TASK STATEMENT>
Copy all the material that follows, keeping every character the same.

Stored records

------------------------------------

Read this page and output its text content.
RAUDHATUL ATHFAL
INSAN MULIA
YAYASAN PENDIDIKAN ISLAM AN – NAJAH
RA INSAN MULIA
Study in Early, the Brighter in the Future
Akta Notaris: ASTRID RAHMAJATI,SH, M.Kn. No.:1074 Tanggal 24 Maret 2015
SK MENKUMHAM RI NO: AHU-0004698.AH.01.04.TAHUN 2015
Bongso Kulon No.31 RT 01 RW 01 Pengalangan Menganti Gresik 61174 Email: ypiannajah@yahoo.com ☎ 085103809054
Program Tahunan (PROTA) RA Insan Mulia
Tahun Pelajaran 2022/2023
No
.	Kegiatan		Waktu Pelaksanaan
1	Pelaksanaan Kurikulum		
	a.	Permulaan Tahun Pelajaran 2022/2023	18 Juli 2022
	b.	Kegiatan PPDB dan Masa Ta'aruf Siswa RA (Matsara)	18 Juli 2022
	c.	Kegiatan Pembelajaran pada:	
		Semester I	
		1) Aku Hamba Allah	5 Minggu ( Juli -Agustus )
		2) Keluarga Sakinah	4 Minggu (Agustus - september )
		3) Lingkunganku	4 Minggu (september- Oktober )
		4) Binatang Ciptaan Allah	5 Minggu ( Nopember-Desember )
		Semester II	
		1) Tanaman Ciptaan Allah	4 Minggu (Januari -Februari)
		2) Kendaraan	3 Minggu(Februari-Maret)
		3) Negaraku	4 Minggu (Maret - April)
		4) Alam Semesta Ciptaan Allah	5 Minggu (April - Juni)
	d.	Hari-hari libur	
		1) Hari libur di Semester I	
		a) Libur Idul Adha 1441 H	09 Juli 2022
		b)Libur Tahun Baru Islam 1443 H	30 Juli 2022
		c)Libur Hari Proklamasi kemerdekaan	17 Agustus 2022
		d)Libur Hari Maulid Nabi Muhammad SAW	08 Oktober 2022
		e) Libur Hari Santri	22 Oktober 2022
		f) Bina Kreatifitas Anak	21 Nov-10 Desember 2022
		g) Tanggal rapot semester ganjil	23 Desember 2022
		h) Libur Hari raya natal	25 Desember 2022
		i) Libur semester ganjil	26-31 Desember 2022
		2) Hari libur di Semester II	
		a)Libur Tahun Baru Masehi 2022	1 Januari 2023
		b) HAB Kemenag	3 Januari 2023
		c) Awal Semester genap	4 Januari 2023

------------------------------------

RIGHT ANSWER>
Read this page and output its text content.
RAUDHATUL ATHFAL
INSAN MULIA
YAYASAN PENDIDIKAN ISLAM AN – NAJAH
RA INSAN MULIA
Study in Early, the Brighter in the Future
Akta Notaris: ASTRID RAHMAJATI,SH, M.Kn. No.:1074 Tanggal 24 Maret 2015
SK MENKUMHAM RI NO: AHU-0004698.AH.01.04.TAHUN 2015
Bongso Kulon No.31 RT 01 RW 01 Pengalangan Menganti Gresik 61174 Email: ypiannajah@yahoo.com ☎ 085103809054
Program Tahunan (PROTA) RA Insan Mulia
Tahun Pelajaran 2022/2023
No
.	Kegiatan		Waktu Pelaksanaan
1	Pelaksanaan Kurikulum		
	a.	Permulaan Tahun Pelajaran 2022/2023	18 Juli 2022
	b.	Kegiatan PPDB dan Masa Ta'aruf Siswa RA (Matsara)	18 Juli 2022
	c.	Kegiatan Pembelajaran pada:	
		Semester I	
		1) Aku Hamba Allah	5 Minggu ( Juli -Agustus )
		2) Keluarga Sakinah	4 Minggu (Agustus - september )
		3) Lingkunganku	4 Minggu (september- Oktober )
		4) Binatang Ciptaan Allah	5 Minggu ( Nopember-Desember )
		Semester II	
		1) Tanaman Ciptaan Allah	4 Minggu (Januari -Februari)
		2) Kendaraan	3 Minggu(Februari-Maret)
		3) Negaraku	4 Minggu (Maret - April)
		4) Alam Semesta Ciptaan Allah	5 Minggu (April - Juni)
	d.	Hari-hari libur	
		1) Hari libur di Semester I	
		a) Libur Idul Adha 1441 H	09 Juli 2022
		b)Libur Tahun Baru Islam 1443 H	30 Juli 2022
		c)Libur Hari Proklamasi kemerdekaan	17 Agustus 2022
		d)Libur Hari Maulid Nabi Muhammad SAW	08 Oktober 2022
		e) Libur Hari Santri	22 Oktober 2022
		f) Bina Kreatifitas Anak	21 Nov-10 Desember 2022
		g) Tanggal rapot semester ganjil	23 Desember 2022
		h) Libur Hari raya natal	25 Desember 2022
		i) Libur semester ganjil	26-31 Desember 2022
		2) Hari libur di Semester II	
		a)Libur Tahun Baru Masehi 2022	1 Januari 2023
		b) HAB Kemenag	3 Januari 2023
		c) Awal Semester genap	4 Januari 2023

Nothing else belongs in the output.